## Reading text
Indeed, it was the most usual of usually beautiful days
in the shallows of Tawi-Tawi. Alas, gray bands in the
horizon betrayed the fickleness of October weather, and
in no time we found ourselves huddled toward the center
of the small boat, wet to the bone.
“Is it
after that island?” I asked Hamka, my Sama research
assistant-translator who must have found my constant
inquiries about reaching the destination rather pregnant
with impatience and just a tad unreasonable. This was,
after all, the slow boat to Tabawan, the island of
music, dance and ritual. We were headed, perhaps, to
the farthest point in Philippine travel imagination,
eight hours from the provincial capital of Bongao.
I came
to probe the dance of igal, the Sama traditional genre,
but discovered more.
Tabawan
is a kampung ayer, a water village of the Sama Dilaut
people who are also referred to as Bajau. Life revolves
around the sea. Most of the islanders engage in fishing,
more as a matter of subsistence than for profit. As the
men fish, the women spend their time weaving their
rainbow-colored mats of amazing brilliance in color and
composition. These tepo, woven from the leaves of the
pandan plant that grows wild in the islands, display
artistic sensibilities that vary from island to island.
The
motifs and use of color in the tepo mark distinction
among the Sama communities and are displayed with much
pride during weddings and other social events. Yes, they
sleep on these mats, but they also dance and celebrate
rituals on them. The mats do more than define social
space. With their bursts of color like silent fireworks
on a two-dimensional plane, they seem to invite people
to revel in the richness of nature on land or in the
coral gardens of the sea.

## What you will do
A: Answer these questions using the Tabawan passage:
(i) In which month does the boat trip take place?
(ii) How many hours from the provincial capital of Bongao is the destination?
(iii) From the leaves of what plant are the tepo woven?
B: Print, word for word, the stretch of the Tabawan passage from "Indeed, it was" through "to the bone.".
C: Carry on the Tabawan passage, starting after its last sentence.
The rows come from a separate, unrelated source.

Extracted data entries
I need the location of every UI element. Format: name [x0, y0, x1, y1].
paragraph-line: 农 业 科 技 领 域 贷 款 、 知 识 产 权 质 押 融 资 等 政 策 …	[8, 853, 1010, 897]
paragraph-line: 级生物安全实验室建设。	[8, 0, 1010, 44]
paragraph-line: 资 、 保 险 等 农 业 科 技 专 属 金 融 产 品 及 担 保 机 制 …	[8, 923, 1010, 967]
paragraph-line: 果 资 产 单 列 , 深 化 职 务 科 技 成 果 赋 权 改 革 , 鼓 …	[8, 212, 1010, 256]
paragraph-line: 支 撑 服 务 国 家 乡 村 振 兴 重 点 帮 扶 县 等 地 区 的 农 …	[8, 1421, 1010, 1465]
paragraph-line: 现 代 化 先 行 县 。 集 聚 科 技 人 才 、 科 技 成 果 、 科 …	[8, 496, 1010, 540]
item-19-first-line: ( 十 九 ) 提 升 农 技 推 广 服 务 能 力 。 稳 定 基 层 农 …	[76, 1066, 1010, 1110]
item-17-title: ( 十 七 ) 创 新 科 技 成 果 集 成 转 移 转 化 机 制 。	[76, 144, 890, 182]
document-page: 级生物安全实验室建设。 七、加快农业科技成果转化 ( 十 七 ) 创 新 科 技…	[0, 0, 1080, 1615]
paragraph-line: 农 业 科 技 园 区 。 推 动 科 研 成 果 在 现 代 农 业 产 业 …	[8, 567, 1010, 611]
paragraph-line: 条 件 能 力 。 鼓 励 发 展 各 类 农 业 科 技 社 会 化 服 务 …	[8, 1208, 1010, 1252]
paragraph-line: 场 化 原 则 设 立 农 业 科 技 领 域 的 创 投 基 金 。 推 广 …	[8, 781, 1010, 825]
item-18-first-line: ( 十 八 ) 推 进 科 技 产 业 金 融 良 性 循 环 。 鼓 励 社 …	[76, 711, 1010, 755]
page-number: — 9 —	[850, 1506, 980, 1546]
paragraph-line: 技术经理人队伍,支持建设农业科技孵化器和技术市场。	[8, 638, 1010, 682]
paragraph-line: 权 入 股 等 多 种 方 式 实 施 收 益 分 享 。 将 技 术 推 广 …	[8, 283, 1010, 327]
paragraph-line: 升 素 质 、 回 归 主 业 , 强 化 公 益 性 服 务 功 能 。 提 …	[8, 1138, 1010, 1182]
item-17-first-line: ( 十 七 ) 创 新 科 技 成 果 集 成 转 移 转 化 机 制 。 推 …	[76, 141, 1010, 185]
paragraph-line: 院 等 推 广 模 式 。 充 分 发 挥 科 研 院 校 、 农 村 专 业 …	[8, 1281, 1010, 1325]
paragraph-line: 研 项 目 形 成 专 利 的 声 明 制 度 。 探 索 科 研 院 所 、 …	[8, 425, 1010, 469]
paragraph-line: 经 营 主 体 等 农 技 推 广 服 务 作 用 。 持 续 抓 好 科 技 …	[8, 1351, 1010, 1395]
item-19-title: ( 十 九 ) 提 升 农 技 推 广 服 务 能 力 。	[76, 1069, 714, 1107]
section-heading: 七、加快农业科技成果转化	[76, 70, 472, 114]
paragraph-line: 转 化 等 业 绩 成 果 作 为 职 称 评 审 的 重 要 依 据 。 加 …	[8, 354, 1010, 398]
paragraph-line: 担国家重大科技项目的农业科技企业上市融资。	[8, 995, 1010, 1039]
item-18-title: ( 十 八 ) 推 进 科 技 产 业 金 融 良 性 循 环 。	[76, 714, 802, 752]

* * *

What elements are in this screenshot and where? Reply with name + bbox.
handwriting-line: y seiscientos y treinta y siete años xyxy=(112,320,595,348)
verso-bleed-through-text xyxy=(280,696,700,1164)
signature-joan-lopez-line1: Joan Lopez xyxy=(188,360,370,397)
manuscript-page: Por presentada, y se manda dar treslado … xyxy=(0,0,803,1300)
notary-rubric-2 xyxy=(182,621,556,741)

## Answers per task
A:
(i) October
(ii) Eight hours
(iii) The pandan plant

B:
Indeed, it was the most usual of usually beautiful days
in the shallows of Tawi-Tawi. Alas, gray bands in the
horizon betrayed the fickleness of October weather, and
in no time we found ourselves huddled toward the center
of the small boat, wet to the bone.

C:
Though
not as famous as the fabled mats of the island of
Laminusa, the mats of Tabawan display as much technical
virtuosity and aesthetic impact. Like all other mats
found in the region of the Sulu Sea, they come in a
double-mat form, that is, referring to a colorful sheet
framed and backed with a plain one. The tepo of Tabawan
interestingly take on a very “modernist” or
“contemporary” look in design with motifs of bold
zig-zag patterns known as seka kalis, literally the wave
patterns of a kris blade, interlocking lozenges and
graduated cubes reminiscent of op-art. Tepo from the
island of Sibutu show smaller ornamentation, or bunga
(literally, flower), similar to brocade songket textiles
that are woven with supplementary warp techniques.
Those from the
Island of Tandobas exhibit “naïve” elements of cloud-like figures and
stylized flowers in bloom.
Naïve,
modernist or otherwise, the tepo of the island
communities of Tawi-Tawi are known for the fine
strip-work in sabalang or plain weave that is
occasionally punctuated by triangular patterns achieved
through pukkoh or folding techniques. As this pattern is
difficult to produce, mats produced through this
technique are often prized over others. Pukkoh also
assure a tighter and therefore sturdier weave.
The
amount of time it takes to weave a tepo depends on the
minuteness of design patterns and the size of the mat.
It takes master-weavers like Majannay Mustal anywhere
from one to three months to weave a relatively ornate
tepo the size of a single mattress. Smaller prayer mats
of about three feet by three-and-a-half feet would take
about a whole day. Much larger mats of the size of five
feet by 10 would take about a year to finish.
Before
the actual weaving (aganom) can take place, pandan
leaves go through a 10-step process: gathering (animuk),
cutting (angottub), boiling (angalaga), drying (angallaw),
stripping (anganjangat), soaking (pinakambang), angallaw,
scraping (angambuhut), dyeing (anganjibi) and angallaw.
In
Tandobas, the dyeing process may be repeated up to three
times in order to achieve a high-quality color finish.
Contemporary weavers use powdered dye-stuff from China.
It is said that the use of dyes is a relatively new
phenomenon. In the past, tepo were not dyed. Undyed
white-on-white mats are still produced for igal djin or
shamans. These beautifully austere mats are sparsely
decorated with texturing techniques that alternate, for
instance, herring-bone patterns with plain weave.
As in
many other craft traditions in the Philippines, color
and pattern designs in tepo-making are rarely repeated.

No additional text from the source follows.